Job ->
Put every row below into a numbered list, leaving out any blank lines.

Task input ->

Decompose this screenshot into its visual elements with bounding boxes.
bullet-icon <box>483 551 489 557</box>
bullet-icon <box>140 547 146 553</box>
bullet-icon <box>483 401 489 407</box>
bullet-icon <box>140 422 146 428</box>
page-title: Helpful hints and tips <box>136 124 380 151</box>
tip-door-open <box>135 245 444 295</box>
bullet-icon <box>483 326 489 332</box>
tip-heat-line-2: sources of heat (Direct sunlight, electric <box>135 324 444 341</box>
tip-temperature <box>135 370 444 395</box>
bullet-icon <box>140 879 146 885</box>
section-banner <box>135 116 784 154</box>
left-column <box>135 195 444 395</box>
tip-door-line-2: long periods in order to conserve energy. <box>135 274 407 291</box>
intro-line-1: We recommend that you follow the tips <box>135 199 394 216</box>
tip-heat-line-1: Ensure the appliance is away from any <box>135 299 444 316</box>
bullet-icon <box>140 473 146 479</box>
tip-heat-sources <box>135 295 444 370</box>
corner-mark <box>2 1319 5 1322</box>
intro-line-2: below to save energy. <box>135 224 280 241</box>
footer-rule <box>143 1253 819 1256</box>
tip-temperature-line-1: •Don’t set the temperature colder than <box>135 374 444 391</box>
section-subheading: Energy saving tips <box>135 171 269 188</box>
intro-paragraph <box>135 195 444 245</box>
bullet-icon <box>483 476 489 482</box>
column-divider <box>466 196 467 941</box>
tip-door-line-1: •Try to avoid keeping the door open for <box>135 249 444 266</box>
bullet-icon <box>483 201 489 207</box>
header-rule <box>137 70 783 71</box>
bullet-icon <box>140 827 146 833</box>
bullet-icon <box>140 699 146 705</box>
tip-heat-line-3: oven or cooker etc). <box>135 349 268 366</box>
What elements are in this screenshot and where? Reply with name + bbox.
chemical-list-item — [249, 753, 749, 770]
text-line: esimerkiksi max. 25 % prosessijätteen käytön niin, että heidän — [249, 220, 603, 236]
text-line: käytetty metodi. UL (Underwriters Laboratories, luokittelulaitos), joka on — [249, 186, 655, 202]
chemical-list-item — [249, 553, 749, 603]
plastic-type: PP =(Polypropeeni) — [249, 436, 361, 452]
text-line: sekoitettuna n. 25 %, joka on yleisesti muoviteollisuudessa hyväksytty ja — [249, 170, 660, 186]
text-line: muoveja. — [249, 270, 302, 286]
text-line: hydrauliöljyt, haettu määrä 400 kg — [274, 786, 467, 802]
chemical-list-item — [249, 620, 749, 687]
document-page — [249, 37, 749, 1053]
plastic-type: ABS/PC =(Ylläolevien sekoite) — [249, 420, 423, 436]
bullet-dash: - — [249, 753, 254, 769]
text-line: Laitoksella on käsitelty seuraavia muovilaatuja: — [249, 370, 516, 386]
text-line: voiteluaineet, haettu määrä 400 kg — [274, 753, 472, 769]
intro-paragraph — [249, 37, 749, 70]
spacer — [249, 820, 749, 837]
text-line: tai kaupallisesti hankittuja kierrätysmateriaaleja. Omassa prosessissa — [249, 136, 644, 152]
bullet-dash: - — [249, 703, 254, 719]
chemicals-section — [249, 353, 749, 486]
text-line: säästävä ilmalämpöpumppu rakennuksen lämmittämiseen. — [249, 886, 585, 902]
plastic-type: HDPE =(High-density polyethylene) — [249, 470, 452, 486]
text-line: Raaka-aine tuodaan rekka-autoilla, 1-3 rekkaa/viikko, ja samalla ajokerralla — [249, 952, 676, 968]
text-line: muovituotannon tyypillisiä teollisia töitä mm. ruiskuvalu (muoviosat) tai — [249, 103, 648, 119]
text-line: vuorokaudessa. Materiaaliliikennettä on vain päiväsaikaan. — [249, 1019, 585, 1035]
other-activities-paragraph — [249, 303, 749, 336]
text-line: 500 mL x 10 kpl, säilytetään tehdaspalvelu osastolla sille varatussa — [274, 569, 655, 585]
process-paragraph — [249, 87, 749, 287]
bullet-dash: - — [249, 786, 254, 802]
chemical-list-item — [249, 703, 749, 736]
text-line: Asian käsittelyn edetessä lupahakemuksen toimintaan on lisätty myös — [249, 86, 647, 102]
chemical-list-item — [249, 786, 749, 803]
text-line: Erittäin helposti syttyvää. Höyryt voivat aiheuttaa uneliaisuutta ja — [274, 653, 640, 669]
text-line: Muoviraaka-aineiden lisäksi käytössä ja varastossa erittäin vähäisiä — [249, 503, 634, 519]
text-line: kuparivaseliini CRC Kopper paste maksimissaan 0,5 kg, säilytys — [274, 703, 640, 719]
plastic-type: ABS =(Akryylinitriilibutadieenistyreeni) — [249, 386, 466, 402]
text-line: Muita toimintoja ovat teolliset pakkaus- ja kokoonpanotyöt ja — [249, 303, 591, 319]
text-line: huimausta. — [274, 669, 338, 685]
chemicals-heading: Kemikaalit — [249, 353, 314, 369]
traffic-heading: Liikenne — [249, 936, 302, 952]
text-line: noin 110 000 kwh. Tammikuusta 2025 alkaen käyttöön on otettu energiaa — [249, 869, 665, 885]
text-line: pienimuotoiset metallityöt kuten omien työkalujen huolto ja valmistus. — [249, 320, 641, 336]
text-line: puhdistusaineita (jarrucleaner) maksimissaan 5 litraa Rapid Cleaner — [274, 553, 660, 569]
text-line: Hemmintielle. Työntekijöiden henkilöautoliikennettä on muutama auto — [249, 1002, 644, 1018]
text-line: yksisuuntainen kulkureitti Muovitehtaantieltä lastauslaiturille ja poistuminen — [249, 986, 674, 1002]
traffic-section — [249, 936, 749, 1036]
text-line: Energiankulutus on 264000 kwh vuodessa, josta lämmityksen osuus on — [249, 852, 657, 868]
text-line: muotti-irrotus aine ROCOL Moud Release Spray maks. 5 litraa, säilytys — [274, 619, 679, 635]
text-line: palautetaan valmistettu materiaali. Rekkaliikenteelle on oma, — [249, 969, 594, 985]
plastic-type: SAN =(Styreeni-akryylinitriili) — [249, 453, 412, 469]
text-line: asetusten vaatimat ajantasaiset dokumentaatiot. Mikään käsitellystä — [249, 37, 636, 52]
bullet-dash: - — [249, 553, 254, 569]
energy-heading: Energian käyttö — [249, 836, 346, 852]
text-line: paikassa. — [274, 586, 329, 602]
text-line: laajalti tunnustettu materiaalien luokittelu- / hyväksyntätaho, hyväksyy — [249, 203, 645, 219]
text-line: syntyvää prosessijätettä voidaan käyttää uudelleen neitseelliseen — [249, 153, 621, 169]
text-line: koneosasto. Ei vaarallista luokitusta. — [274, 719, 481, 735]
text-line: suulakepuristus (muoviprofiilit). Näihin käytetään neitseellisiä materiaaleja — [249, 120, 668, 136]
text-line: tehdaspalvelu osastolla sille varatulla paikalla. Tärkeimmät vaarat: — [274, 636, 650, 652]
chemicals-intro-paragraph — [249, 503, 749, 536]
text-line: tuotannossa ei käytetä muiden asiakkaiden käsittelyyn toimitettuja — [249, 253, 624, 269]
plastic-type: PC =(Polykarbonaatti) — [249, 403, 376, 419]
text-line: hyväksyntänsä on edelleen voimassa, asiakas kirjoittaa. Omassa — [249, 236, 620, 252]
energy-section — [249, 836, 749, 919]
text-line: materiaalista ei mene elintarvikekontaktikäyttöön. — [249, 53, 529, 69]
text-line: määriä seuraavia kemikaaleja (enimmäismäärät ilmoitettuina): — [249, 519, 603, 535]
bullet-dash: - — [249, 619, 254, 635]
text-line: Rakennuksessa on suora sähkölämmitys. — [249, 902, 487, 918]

Correct result ->
1. Decompose this screenshot into its visual elements with bounding boxes.
2. bullet-icon <box>483 551 489 557</box>
3. bullet-icon <box>140 547 146 553</box>
4. bullet-icon <box>483 401 489 407</box>
5. bullet-icon <box>140 422 146 428</box>
6. page-title: Helpful hints and tips <box>136 124 380 151</box>
7. tip-door-open <box>135 245 444 295</box>
8. bullet-icon <box>483 326 489 332</box>
9. tip-heat-line-2: sources of heat (Direct sunlight, electric <box>135 324 444 341</box>
10. tip-temperature <box>135 370 444 395</box>
11. bullet-icon <box>140 879 146 885</box>
12. section-banner <box>135 116 784 154</box>
13. left-column <box>135 195 444 395</box>
14. tip-door-line-2: long periods in order to conserve energy. <box>135 274 407 291</box>
15. intro-line-1: We recommend that you follow the tips <box>135 199 394 216</box>
16. tip-heat-line-1: Ensure the appliance is away from any <box>135 299 444 316</box>
17. bullet-icon <box>140 473 146 479</box>
18. tip-heat-sources <box>135 295 444 370</box>
19. corner-mark <box>2 1319 5 1322</box>
20. intro-line-2: below to save energy. <box>135 224 280 241</box>
21. footer-rule <box>143 1253 819 1256</box>
22. tip-temperature-line-1: •Don’t set the temperature colder than <box>135 374 444 391</box>
23. section-subheading: Energy saving tips <box>135 171 269 188</box>
24. intro-paragraph <box>135 195 444 245</box>
25. bullet-icon <box>483 476 489 482</box>
26. column-divider <box>466 196 467 941</box>
27. tip-door-line-1: •Try to avoid keeping the door open for <box>135 249 444 266</box>
28. bullet-icon <box>483 201 489 207</box>
29. header-rule <box>137 70 783 71</box>
30. bullet-icon <box>140 827 146 833</box>
31. bullet-icon <box>140 699 146 705</box>
32. tip-heat-line-3: oven or cooker etc). <box>135 349 268 366</box>
33. What elements are in this screenshot and where? Reply with name + bbox.
34. chemical-list-item — [249, 753, 749, 770]
35. text-line: esimerkiksi max. 25 % prosessijätteen käytön niin, että heidän — [249, 220, 603, 236]
36. text-line: käytetty metodi. UL (Underwriters Laboratories, luokittelulaitos), joka on — [249, 186, 655, 202]
37. chemical-list-item — [249, 553, 749, 603]
38. plastic-type: PP =(Polypropeeni) — [249, 436, 361, 452]
39. text-line: sekoitettuna n. 25 %, joka on yleisesti muoviteollisuudessa hyväksytty ja — [249, 170, 660, 186]
40. text-line: muoveja. — [249, 270, 302, 286]
41. text-line: hydrauliöljyt, haettu määrä 400 kg — [274, 786, 467, 802]
42. chemical-list-item — [249, 620, 749, 687]
43. document-page — [249, 37, 749, 1053]
44. plastic-type: ABS/PC =(Ylläolevien sekoite) — [249, 420, 423, 436]
45. bullet-dash: - — [249, 753, 254, 769]
46. text-line: Laitoksella on käsitelty seuraavia muovilaatuja: — [249, 370, 516, 386]
47. text-line: voiteluaineet, haettu määrä 400 kg — [274, 753, 472, 769]
48. intro-paragraph — [249, 37, 749, 70]
49. spacer — [249, 820, 749, 837]
50. text-line: tai kaupallisesti hankittuja kierrätysmateriaaleja. Omassa prosessissa — [249, 136, 644, 152]
51. bullet-dash: - — [249, 703, 254, 719]
52. chemicals-section — [249, 353, 749, 486]
53. text-line: säästävä ilmalämpöpumppu rakennuksen lämmittämiseen. — [249, 886, 585, 902]
54. plastic-type: HDPE =(High-density polyethylene) — [249, 470, 452, 486]
55. text-line: Raaka-aine tuodaan rekka-autoilla, 1-3 rekkaa/viikko, ja samalla ajokerralla — [249, 952, 676, 968]
56. text-line: muovituotannon tyypillisiä teollisia töitä mm. ruiskuvalu (muoviosat) tai — [249, 103, 648, 119]
57. text-line: vuorokaudessa. Materiaaliliikennettä on vain päiväsaikaan. — [249, 1019, 585, 1035]
58. other-activities-paragraph — [249, 303, 749, 336]
59. text-line: 500 mL x 10 kpl, säilytetään tehdaspalvelu osastolla sille varatussa — [274, 569, 655, 585]
60. process-paragraph — [249, 87, 749, 287]
61. bullet-dash: - — [249, 786, 254, 802]
62. chemical-list-item — [249, 703, 749, 736]
63. text-line: Asian käsittelyn edetessä lupahakemuksen toimintaan on lisätty myös — [249, 86, 647, 102]
64. chemical-list-item — [249, 786, 749, 803]
65. text-line: Erittäin helposti syttyvää. Höyryt voivat aiheuttaa uneliaisuutta ja — [274, 653, 640, 669]
66. text-line: Muoviraaka-aineiden lisäksi käytössä ja varastossa erittäin vähäisiä — [249, 503, 634, 519]
67. text-line: kuparivaseliini CRC Kopper paste maksimissaan 0,5 kg, säilytys — [274, 703, 640, 719]
68. plastic-type: ABS =(Akryylinitriilibutadieenistyreeni) — [249, 386, 466, 402]
69. text-line: Muita toimintoja ovat teolliset pakkaus- ja kokoonpanotyöt ja — [249, 303, 591, 319]
70. text-line: huimausta. — [274, 669, 338, 685]
71. chemicals-heading: Kemikaalit — [249, 353, 314, 369]
72. traffic-heading: Liikenne — [249, 936, 302, 952]
73. text-line: noin 110 000 kwh. Tammikuusta 2025 alkaen käyttöön on otettu energiaa — [249, 869, 665, 885]
74. text-line: pienimuotoiset metallityöt kuten omien työkalujen huolto ja valmistus. — [249, 320, 641, 336]
75. text-line: puhdistusaineita (jarrucleaner) maksimissaan 5 litraa Rapid Cleaner — [274, 553, 660, 569]
76. text-line: Hemmintielle. Työntekijöiden henkilöautoliikennettä on muutama auto — [249, 1002, 644, 1018]
77. text-line: yksisuuntainen kulkureitti Muovitehtaantieltä lastauslaiturille ja poistuminen — [249, 986, 674, 1002]
78. traffic-section — [249, 936, 749, 1036]
79. text-line: Energiankulutus on 264000 kwh vuodessa, josta lämmityksen osuus on — [249, 852, 657, 868]
80. text-line: muotti-irrotus aine ROCOL Moud Release Spray maks. 5 litraa, säilytys — [274, 619, 679, 635]
81. text-line: palautetaan valmistettu materiaali. Rekkaliikenteelle on oma, — [249, 969, 594, 985]
82. plastic-type: SAN =(Styreeni-akryylinitriili) — [249, 453, 412, 469]
83. text-line: asetusten vaatimat ajantasaiset dokumentaatiot. Mikään käsitellystä — [249, 37, 636, 52]
84. bullet-dash: - — [249, 553, 254, 569]
85. energy-heading: Energian käyttö — [249, 836, 346, 852]
86. text-line: paikassa. — [274, 586, 329, 602]
87. text-line: laajalti tunnustettu materiaalien luokittelu- / hyväksyntätaho, hyväksyy — [249, 203, 645, 219]
88. text-line: syntyvää prosessijätettä voidaan käyttää uudelleen neitseelliseen — [249, 153, 621, 169]
89. text-line: koneosasto. Ei vaarallista luokitusta. — [274, 719, 481, 735]
90. text-line: suulakepuristus (muoviprofiilit). Näihin käytetään neitseellisiä materiaaleja — [249, 120, 668, 136]
91. text-line: tehdaspalvelu osastolla sille varatulla paikalla. Tärkeimmät vaarat: — [274, 636, 650, 652]
92. chemicals-intro-paragraph — [249, 503, 749, 536]
93. text-line: tuotannossa ei käytetä muiden asiakkaiden käsittelyyn toimitettuja — [249, 253, 624, 269]
94. plastic-type: PC =(Polykarbonaatti) — [249, 403, 376, 419]
95. text-line: hyväksyntänsä on edelleen voimassa, asiakas kirjoittaa. Omassa — [249, 236, 620, 252]
96. energy-section — [249, 836, 749, 919]
97. text-line: materiaalista ei mene elintarvikekontaktikäyttöön. — [249, 53, 529, 69]
98. text-line: määriä seuraavia kemikaaleja (enimmäismäärät ilmoitettuina): — [249, 519, 603, 535]
99. bullet-dash: - — [249, 619, 254, 635]
100. text-line: Rakennuksessa on suora sähkölämmitys. — [249, 902, 487, 918]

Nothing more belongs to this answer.